DIRECTIONS FOR THIS TASK -> Would you extract the whole listing below and retype it exactly?
┌─ EXTRACTED INFORMATION
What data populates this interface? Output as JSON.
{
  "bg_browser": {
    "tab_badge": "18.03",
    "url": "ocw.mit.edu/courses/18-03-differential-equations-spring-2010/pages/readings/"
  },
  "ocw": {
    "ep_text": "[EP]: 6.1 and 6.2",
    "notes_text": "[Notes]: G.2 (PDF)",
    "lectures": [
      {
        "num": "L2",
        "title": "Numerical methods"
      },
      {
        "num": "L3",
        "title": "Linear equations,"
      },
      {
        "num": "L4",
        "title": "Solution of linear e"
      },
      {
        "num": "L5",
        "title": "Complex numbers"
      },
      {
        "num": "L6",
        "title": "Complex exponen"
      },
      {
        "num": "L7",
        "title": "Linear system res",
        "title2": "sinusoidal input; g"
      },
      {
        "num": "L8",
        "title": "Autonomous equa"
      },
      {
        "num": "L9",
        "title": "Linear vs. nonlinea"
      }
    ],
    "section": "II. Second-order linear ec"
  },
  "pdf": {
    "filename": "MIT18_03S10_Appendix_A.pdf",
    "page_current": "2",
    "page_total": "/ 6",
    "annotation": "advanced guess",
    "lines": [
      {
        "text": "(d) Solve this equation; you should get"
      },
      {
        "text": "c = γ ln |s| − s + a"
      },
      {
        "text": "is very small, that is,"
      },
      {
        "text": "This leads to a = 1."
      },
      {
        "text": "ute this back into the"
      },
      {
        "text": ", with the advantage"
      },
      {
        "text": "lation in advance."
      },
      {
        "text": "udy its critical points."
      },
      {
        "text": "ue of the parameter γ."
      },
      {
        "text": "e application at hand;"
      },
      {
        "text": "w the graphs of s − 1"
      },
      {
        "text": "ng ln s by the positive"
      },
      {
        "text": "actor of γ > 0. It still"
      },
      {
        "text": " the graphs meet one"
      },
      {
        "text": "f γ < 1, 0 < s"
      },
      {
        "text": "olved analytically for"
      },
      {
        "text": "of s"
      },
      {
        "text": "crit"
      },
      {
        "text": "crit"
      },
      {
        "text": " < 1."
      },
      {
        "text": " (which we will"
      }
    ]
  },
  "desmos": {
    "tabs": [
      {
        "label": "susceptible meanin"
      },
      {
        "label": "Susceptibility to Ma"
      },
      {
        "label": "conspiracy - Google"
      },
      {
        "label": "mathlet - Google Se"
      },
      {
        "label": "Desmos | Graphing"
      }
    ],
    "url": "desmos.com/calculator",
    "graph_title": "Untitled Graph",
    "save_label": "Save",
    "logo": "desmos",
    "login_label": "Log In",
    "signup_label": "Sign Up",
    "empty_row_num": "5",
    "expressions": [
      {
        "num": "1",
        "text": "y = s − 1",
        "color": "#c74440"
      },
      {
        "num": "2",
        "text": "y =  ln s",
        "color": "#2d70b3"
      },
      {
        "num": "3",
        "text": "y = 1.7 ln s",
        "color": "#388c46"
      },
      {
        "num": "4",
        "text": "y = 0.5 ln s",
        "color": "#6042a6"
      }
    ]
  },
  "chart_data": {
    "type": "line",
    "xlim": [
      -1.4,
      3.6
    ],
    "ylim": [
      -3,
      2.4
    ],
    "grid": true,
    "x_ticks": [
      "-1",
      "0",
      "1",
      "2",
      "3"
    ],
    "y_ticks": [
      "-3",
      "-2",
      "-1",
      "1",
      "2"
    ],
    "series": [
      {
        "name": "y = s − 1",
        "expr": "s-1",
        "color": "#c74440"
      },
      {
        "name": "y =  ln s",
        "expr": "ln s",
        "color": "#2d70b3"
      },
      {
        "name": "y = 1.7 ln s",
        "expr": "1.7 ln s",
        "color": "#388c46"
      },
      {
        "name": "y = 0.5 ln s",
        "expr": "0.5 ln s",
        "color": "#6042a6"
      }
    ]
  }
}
└─
THE COMPLETED TASK ->
What data populates this interface? Output as JSON.
{
  "bg_browser": {
    "tab_badge": "18.03",
    "url": "ocw.mit.edu/courses/18-03-differential-equations-spring-2010/pages/readings/"
  },
  "ocw": {
    "ep_text": "[EP]: 6.1 and 6.2",
    "notes_text": "[Notes]: G.2 (PDF)",
    "lectures": [
      {
        "num": "L2",
        "title": "Numerical methods"
      },
      {
        "num": "L3",
        "title": "Linear equations,"
      },
      {
        "num": "L4",
        "title": "Solution of linear e"
      },
      {
        "num": "L5",
        "title": "Complex numbers"
      },
      {
        "num": "L6",
        "title": "Complex exponen"
      },
      {
        "num": "L7",
        "title": "Linear system res",
        "title2": "sinusoidal input; g"
      },
      {
        "num": "L8",
        "title": "Autonomous equa"
      },
      {
        "num": "L9",
        "title": "Linear vs. nonlinea"
      }
    ],
    "section": "II. Second-order linear ec"
  },
  "pdf": {
    "filename": "MIT18_03S10_Appendix_A.pdf",
    "page_current": "2",
    "page_total": "/ 6",
    "annotation": "advanced guess",
    "lines": [
      {
        "text": "(d) Solve this equation; you should get"
      },
      {
        "text": "c = γ ln |s| − s + a"
      },
      {
        "text": "is very small, that is,"
      },
      {
        "text": "This leads to a = 1."
      },
      {
        "text": "ute this back into the"
      },
      {
        "text": ", with the advantage"
      },
      {
        "text": "lation in advance."
      },
      {
        "text": "udy its critical points."
      },
      {
        "text": "ue of the parameter γ."
      },
      {
        "text": "e application at hand;"
      },
      {
        "text": "w the graphs of s − 1"
      },
      {
        "text": "ng ln s by the positive"
      },
      {
        "text": "actor of γ > 0. It still"
      },
      {
        "text": " the graphs meet one"
      },
      {
        "text": "f γ < 1, 0 < s"
      },
      {
        "text": "olved analytically for"
      },
      {
        "text": "of s"
      },
      {
        "text": "crit"
      },
      {
        "text": "crit"
      },
      {
        "text": " < 1."
      },
      {
        "text": " (which we will"
      }
    ]
  },
  "desmos": {
    "tabs": [
      {
        "label": "susceptible meanin"
      },
      {
        "label": "Susceptibility to Ma"
      },
      {
        "label": "conspiracy - Google"
      },
      {
        "label": "mathlet - Google Se"
      },
      {
        "label": "Desmos | Graphing"
      }
    ],
    "url": "desmos.com/calculator",
    "graph_title": "Untitled Graph",
    "save_label": "Save",
    "logo": "desmos",
    "login_label": "Log In",
    "signup_label": "Sign Up",
    "empty_row_num": "5",
    "expressions": [
      {
        "num": "1",
        "text": "y = s − 1",
        "color": "#c74440"
      },
      {
        "num": "2",
        "text": "y =  ln s",
        "color": "#2d70b3"
      },
      {
        "num": "3",
        "text": "y = 1.7 ln s",
        "color": "#388c46"
      },
      {
        "num": "4",
        "text": "y = 0.5 ln s",
        "color": "#6042a6"
      }
    ]
  },
  "chart_data": {
    "type": "line",
    "xlim": [
      -1.4,
      3.6
    ],
    "ylim": [
      -3,
      2.4
    ],
    "grid": true,
    "x_ticks": [
      "-1",
      "0",
      "1",
      "2",
      "3"
    ],
    "y_ticks": [
      "-3",
      "-2",
      "-1",
      "1",
      "2"
    ],
    "series": [
      {
        "name": "y = s − 1",
        "expr": "s-1",
        "color": "#c74440"
      },
      {
        "name": "y =  ln s",
        "expr": "ln s",
        "color": "#2d70b3"
      },
      {
        "name": "y = 1.7 ln s",
        "expr": "1.7 ln s",
        "color": "#388c46"
      },
      {
        "name": "y = 0.5 ln s",
        "expr": "0.5 ln s",
        "color": "#6042a6"
      }
    ]
  }
}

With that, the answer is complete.